What this task involves: Go through the entries below and count the lines holding the word "marker". Reply with only the number, please.
====
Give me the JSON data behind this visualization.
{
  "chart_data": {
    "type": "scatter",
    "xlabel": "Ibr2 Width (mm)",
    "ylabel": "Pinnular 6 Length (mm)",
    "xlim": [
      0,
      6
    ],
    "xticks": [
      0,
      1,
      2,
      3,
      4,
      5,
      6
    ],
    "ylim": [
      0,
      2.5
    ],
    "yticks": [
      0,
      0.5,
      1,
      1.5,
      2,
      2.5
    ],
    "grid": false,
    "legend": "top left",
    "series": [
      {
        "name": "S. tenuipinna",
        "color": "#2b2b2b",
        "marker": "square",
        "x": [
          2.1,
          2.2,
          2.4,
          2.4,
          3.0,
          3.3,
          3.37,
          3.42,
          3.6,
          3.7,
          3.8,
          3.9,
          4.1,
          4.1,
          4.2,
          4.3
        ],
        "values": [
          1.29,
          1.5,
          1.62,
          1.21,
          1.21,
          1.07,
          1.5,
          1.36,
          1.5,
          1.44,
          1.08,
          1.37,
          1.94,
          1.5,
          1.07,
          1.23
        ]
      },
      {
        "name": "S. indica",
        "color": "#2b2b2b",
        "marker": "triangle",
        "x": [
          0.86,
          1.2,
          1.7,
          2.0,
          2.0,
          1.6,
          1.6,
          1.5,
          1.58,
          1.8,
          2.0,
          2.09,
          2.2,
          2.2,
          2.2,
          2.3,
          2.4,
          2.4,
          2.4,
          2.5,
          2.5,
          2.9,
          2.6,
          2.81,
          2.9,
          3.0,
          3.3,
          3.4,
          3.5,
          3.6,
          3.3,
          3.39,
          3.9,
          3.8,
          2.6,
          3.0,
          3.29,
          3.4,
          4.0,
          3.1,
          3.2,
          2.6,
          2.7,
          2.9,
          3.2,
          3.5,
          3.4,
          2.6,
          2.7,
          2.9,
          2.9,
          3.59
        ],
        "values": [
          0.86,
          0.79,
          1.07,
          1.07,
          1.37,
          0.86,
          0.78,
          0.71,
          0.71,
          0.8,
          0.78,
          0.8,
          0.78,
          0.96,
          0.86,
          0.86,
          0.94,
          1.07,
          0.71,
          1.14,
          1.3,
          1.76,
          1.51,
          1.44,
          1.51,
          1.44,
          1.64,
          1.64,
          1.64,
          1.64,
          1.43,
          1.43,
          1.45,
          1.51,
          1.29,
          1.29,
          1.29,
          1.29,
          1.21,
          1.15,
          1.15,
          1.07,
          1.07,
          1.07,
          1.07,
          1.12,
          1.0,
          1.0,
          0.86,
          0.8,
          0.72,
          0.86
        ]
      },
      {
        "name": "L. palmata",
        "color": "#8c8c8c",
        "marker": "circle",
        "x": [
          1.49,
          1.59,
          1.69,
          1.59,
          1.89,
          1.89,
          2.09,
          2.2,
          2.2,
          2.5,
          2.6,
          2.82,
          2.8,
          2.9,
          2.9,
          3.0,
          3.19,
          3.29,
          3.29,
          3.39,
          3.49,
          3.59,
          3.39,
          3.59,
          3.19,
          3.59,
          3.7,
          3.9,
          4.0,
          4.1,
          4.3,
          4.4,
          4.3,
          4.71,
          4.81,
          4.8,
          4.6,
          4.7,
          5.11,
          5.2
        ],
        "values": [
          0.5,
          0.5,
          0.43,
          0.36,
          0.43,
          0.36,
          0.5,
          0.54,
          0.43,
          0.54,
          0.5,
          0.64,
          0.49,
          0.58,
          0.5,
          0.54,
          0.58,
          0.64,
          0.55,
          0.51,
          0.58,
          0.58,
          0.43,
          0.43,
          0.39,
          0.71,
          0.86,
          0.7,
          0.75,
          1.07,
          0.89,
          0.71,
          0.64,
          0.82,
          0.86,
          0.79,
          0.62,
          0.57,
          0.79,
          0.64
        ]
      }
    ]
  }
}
====
Written solution: 3